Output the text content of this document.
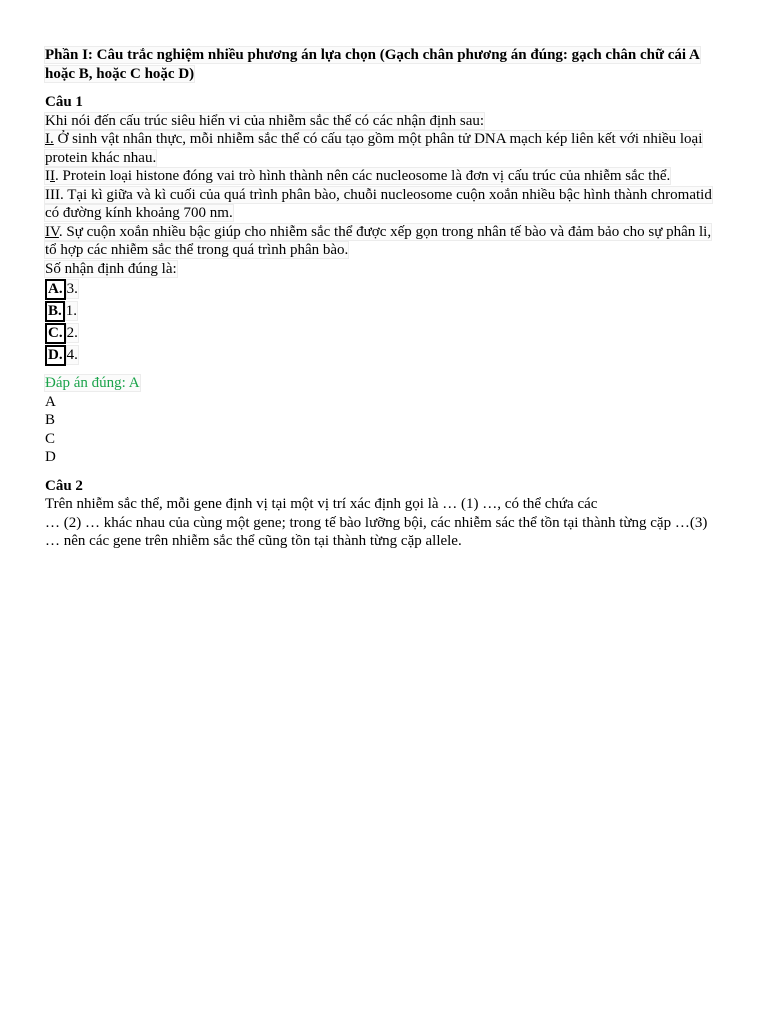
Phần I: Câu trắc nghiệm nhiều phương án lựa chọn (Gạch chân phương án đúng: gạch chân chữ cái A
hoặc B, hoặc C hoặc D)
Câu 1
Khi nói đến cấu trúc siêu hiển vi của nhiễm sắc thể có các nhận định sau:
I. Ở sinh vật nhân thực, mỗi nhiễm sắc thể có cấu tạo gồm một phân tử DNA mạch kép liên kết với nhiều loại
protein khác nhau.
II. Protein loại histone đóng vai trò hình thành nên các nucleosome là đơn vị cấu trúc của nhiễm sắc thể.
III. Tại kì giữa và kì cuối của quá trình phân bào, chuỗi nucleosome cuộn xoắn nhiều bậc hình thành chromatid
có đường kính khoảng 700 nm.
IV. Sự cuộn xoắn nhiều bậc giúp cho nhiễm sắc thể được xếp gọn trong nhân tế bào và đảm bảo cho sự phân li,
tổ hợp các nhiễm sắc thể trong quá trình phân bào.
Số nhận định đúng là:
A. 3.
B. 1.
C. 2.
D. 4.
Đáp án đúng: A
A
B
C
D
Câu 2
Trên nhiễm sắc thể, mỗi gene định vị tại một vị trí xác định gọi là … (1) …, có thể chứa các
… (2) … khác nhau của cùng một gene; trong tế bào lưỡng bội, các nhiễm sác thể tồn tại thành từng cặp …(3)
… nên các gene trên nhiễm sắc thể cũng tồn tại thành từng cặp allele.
+++++
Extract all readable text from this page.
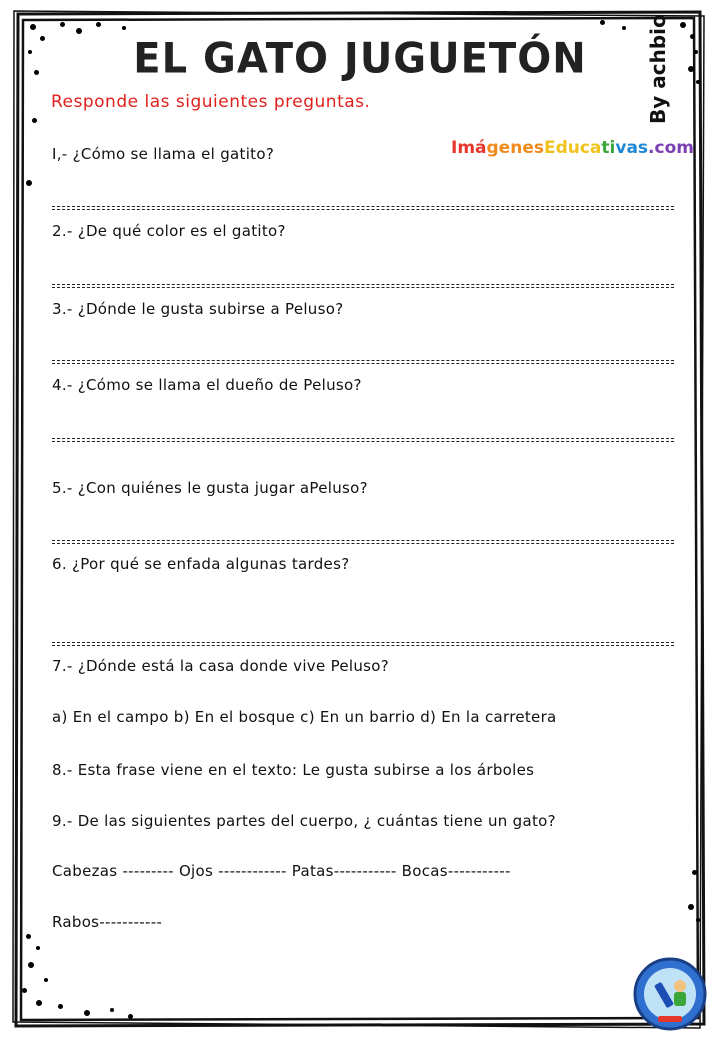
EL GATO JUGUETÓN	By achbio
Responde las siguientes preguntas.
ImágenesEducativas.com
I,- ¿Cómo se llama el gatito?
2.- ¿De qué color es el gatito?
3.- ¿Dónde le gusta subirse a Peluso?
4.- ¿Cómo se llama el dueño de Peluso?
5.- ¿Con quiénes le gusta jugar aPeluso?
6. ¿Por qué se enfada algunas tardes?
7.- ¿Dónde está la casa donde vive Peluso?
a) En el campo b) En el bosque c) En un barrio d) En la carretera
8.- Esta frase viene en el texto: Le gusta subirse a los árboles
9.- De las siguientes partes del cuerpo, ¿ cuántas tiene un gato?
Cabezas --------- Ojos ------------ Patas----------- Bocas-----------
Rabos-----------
+++++
WHAT THE TASK REQUIRES
Select and copy each line from the data that includes the word "xoắn".

RESULT OF THE EXERCISE
III. Tại kì giữa và kì cuối của quá trình phân bào, chuỗi nucleosome cuộn xoắn nhiều bậc hình thành chromatid
IV. Sự cuộn xoắn nhiều bậc giúp cho nhiễm sắc thể được xếp gọn trong nhân tế bào và đảm bảo cho sự phân li,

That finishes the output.